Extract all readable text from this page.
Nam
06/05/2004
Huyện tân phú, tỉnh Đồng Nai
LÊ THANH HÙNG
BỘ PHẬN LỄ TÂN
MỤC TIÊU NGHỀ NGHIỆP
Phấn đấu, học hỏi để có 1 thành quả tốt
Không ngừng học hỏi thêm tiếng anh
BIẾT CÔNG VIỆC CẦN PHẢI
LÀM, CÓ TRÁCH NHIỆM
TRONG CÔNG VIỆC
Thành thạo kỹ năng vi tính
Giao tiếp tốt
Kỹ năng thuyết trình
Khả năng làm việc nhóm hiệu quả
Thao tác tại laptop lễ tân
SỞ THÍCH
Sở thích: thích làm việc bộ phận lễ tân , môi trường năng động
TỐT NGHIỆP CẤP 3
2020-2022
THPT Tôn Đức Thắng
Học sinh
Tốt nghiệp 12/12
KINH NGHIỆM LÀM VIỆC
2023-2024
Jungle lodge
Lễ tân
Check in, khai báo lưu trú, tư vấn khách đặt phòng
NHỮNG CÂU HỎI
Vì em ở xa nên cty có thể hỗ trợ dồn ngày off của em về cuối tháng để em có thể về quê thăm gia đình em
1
-- -- --
Count the lines in the records above that hold the word "CÔNG", and give only that number.

2